[BEGIN]
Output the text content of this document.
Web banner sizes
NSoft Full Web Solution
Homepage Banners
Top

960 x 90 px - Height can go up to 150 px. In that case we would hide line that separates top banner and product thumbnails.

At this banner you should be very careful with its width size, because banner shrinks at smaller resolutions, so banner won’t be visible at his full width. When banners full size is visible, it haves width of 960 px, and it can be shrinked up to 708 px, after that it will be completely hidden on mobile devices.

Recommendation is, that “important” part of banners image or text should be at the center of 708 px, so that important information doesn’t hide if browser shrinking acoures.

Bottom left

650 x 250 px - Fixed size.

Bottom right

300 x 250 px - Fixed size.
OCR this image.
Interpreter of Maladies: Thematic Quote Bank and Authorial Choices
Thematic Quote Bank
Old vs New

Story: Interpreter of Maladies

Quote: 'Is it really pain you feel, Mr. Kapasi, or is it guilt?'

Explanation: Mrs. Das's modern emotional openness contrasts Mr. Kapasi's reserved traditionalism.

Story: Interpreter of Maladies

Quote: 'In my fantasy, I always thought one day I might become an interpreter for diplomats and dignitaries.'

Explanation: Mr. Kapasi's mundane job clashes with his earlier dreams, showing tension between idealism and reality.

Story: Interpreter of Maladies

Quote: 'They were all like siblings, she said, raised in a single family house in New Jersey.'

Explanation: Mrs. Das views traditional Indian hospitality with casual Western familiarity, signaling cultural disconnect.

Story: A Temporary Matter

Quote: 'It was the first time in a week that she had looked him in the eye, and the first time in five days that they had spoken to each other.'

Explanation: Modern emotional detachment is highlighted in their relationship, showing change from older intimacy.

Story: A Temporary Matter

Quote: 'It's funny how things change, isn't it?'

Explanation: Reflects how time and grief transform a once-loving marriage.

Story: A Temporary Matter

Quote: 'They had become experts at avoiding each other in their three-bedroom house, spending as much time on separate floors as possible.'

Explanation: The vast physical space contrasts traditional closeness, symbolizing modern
[END]
- [Exercise details] Copy out all of the lines above exactly.

- [Task solution]
Output the text content of this document.
Web banner sizes
NSoft Full Web Solution
Homepage Banners
Top

960 x 90 px - Height can go up to 150 px. In that case we would hide line that separates top banner and product thumbnails.

At this banner you should be very careful with its width size, because banner shrinks at smaller resolutions, so banner won’t be visible at his full width. When banners full size is visible, it haves width of 960 px, and it can be shrinked up to 708 px, after that it will be completely hidden on mobile devices.

Recommendation is, that “important” part of banners image or text should be at the center of 708 px, so that important information doesn’t hide if browser shrinking acoures.

Bottom left

650 x 250 px - Fixed size.

Bottom right

300 x 250 px - Fixed size.
OCR this image.
Interpreter of Maladies: Thematic Quote Bank and Authorial Choices
Thematic Quote Bank
Old vs New

Story: Interpreter of Maladies

Quote: 'Is it really pain you feel, Mr. Kapasi, or is it guilt?'

Explanation: Mrs. Das's modern emotional openness contrasts Mr. Kapasi's reserved traditionalism.

Story: Interpreter of Maladies

Quote: 'In my fantasy, I always thought one day I might become an interpreter for diplomats and dignitaries.'

Explanation: Mr. Kapasi's mundane job clashes with his earlier dreams, showing tension between idealism and reality.

Story: Interpreter of Maladies

Quote: 'They were all like siblings, she said, raised in a single family house in New Jersey.'

Explanation: Mrs. Das views traditional Indian hospitality with casual Western familiarity, signaling cultural disconnect.

Story: A Temporary Matter

Quote: 'It was the first time in a week that she had looked him in the eye, and the first time in five days that they had spoken to each other.'

Explanation: Modern emotional detachment is highlighted in their relationship, showing change from older intimacy.

Story: A Temporary Matter

Quote: 'It's funny how things change, isn't it?'

Explanation: Reflects how time and grief transform a once-loving marriage.

Story: A Temporary Matter

Quote: 'They had become experts at avoiding each other in their three-bedroom house, spending as much time on separate floors as possible.'

Explanation: The vast physical space contrasts traditional closeness, symbolizing modern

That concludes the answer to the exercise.